(Stored data)

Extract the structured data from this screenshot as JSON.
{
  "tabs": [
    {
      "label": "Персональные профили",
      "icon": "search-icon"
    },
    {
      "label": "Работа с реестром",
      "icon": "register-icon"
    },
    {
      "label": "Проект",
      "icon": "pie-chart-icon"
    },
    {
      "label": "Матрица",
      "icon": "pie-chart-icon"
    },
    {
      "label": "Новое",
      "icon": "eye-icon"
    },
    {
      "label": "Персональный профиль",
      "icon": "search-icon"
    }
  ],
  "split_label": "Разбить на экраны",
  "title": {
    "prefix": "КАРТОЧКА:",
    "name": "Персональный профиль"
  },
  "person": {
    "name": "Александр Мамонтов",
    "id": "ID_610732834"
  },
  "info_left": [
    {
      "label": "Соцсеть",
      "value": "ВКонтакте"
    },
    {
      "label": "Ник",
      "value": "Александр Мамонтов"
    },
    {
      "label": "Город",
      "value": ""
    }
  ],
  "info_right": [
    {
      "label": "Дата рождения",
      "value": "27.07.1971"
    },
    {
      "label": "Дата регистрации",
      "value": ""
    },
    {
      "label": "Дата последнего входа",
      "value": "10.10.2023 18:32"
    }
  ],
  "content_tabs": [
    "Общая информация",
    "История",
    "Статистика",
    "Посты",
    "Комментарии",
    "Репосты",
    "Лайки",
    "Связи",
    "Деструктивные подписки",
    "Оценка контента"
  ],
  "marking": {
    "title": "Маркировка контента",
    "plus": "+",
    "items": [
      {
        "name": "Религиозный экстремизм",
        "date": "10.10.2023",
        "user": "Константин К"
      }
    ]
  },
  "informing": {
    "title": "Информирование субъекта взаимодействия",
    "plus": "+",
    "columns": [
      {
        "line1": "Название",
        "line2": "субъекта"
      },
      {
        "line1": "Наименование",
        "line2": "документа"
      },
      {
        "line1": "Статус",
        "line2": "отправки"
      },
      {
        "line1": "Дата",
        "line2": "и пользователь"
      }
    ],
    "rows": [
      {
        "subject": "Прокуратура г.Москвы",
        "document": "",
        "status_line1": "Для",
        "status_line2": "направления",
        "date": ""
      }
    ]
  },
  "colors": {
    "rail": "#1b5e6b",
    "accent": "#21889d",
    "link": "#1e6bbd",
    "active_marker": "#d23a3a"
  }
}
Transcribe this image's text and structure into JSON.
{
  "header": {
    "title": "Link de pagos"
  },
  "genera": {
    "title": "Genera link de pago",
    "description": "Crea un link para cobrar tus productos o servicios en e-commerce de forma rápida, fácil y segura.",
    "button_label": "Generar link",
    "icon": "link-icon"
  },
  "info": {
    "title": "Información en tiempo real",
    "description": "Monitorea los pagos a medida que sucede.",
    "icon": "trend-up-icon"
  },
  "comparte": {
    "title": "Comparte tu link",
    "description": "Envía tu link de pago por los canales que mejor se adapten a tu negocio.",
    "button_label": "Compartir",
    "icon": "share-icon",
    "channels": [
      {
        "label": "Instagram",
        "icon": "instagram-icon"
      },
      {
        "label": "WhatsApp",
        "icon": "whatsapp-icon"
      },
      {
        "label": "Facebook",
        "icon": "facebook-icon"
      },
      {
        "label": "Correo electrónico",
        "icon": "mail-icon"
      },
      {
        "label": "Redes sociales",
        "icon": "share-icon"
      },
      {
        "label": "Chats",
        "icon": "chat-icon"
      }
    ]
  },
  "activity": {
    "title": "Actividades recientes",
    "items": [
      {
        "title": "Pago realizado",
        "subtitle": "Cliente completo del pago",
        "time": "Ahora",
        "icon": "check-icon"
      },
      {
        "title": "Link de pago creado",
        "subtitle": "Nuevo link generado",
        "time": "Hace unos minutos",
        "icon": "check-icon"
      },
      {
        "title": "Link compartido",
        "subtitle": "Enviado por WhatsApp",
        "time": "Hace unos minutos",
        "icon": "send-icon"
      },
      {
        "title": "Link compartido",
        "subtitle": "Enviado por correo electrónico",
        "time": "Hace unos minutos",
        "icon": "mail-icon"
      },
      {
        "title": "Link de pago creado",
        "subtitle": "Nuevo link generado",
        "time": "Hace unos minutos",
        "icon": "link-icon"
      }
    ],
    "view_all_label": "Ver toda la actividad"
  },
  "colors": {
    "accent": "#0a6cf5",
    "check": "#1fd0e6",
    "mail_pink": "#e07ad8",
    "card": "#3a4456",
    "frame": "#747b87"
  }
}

### [What you have to do]
Write out every entry word for word.

### [Reply to the task]
Extract the structured data from this screenshot as JSON.
{
  "tabs": [
    {
      "label": "Персональные профили",
      "icon": "search-icon"
    },
    {
      "label": "Работа с реестром",
      "icon": "register-icon"
    },
    {
      "label": "Проект",
      "icon": "pie-chart-icon"
    },
    {
      "label": "Матрица",
      "icon": "pie-chart-icon"
    },
    {
      "label": "Новое",
      "icon": "eye-icon"
    },
    {
      "label": "Персональный профиль",
      "icon": "search-icon"
    }
  ],
  "split_label": "Разбить на экраны",
  "title": {
    "prefix": "КАРТОЧКА:",
    "name": "Персональный профиль"
  },
  "person": {
    "name": "Александр Мамонтов",
    "id": "ID_610732834"
  },
  "info_left": [
    {
      "label": "Соцсеть",
      "value": "ВКонтакте"
    },
    {
      "label": "Ник",
      "value": "Александр Мамонтов"
    },
    {
      "label": "Город",
      "value": ""
    }
  ],
  "info_right": [
    {
      "label": "Дата рождения",
      "value": "27.07.1971"
    },
    {
      "label": "Дата регистрации",
      "value": ""
    },
    {
      "label": "Дата последнего входа",
      "value": "10.10.2023 18:32"
    }
  ],
  "content_tabs": [
    "Общая информация",
    "История",
    "Статистика",
    "Посты",
    "Комментарии",
    "Репосты",
    "Лайки",
    "Связи",
    "Деструктивные подписки",
    "Оценка контента"
  ],
  "marking": {
    "title": "Маркировка контента",
    "plus": "+",
    "items": [
      {
        "name": "Религиозный экстремизм",
        "date": "10.10.2023",
        "user": "Константин К"
      }
    ]
  },
  "informing": {
    "title": "Информирование субъекта взаимодействия",
    "plus": "+",
    "columns": [
      {
        "line1": "Название",
        "line2": "субъекта"
      },
      {
        "line1": "Наименование",
        "line2": "документа"
      },
      {
        "line1": "Статус",
        "line2": "отправки"
      },
      {
        "line1": "Дата",
        "line2": "и пользователь"
      }
    ],
    "rows": [
      {
        "subject": "Прокуратура г.Москвы",
        "document": "",
        "status_line1": "Для",
        "status_line2": "направления",
        "date": ""
      }
    ]
  },
  "colors": {
    "rail": "#1b5e6b",
    "accent": "#21889d",
    "link": "#1e6bbd",
    "active_marker": "#d23a3a"
  }
}
Transcribe this image's text and structure into JSON.
{
  "header": {
    "title": "Link de pagos"
  },
  "genera": {
    "title": "Genera link de pago",
    "description": "Crea un link para cobrar tus productos o servicios en e-commerce de forma rápida, fácil y segura.",
    "button_label": "Generar link",
    "icon": "link-icon"
  },
  "info": {
    "title": "Información en tiempo real",
    "description": "Monitorea los pagos a medida que sucede.",
    "icon": "trend-up-icon"
  },
  "comparte": {
    "title": "Comparte tu link",
    "description": "Envía tu link de pago por los canales que mejor se adapten a tu negocio.",
    "button_label": "Compartir",
    "icon": "share-icon",
    "channels": [
      {
        "label": "Instagram",
        "icon": "instagram-icon"
      },
      {
        "label": "WhatsApp",
        "icon": "whatsapp-icon"
      },
      {
        "label": "Facebook",
        "icon": "facebook-icon"
      },
      {
        "label": "Correo electrónico",
        "icon": "mail-icon"
      },
      {
        "label": "Redes sociales",
        "icon": "share-icon"
      },
      {
        "label": "Chats",
        "icon": "chat-icon"
      }
    ]
  },
  "activity": {
    "title": "Actividades recientes",
    "items": [
      {
        "title": "Pago realizado",
        "subtitle": "Cliente completo del pago",
        "time": "Ahora",
        "icon": "check-icon"
      },
      {
        "title": "Link de pago creado",
        "subtitle": "Nuevo link generado",
        "time": "Hace unos minutos",
        "icon": "check-icon"
      },
      {
        "title": "Link compartido",
        "subtitle": "Enviado por WhatsApp",
        "time": "Hace unos minutos",
        "icon": "send-icon"
      },
      {
        "title": "Link compartido",
        "subtitle": "Enviado por correo electrónico",
        "time": "Hace unos minutos",
        "icon": "mail-icon"
      },
      {
        "title": "Link de pago creado",
        "subtitle": "Nuevo link generado",
        "time": "Hace unos minutos",
        "icon": "link-icon"
      }
    ],
    "view_all_label": "Ver toda la actividad"
  },
  "colors": {
    "accent": "#0a6cf5",
    "check": "#1fd0e6",
    "mail_pink": "#e07ad8",
    "card": "#3a4456",
    "frame": "#747b87"
  }
}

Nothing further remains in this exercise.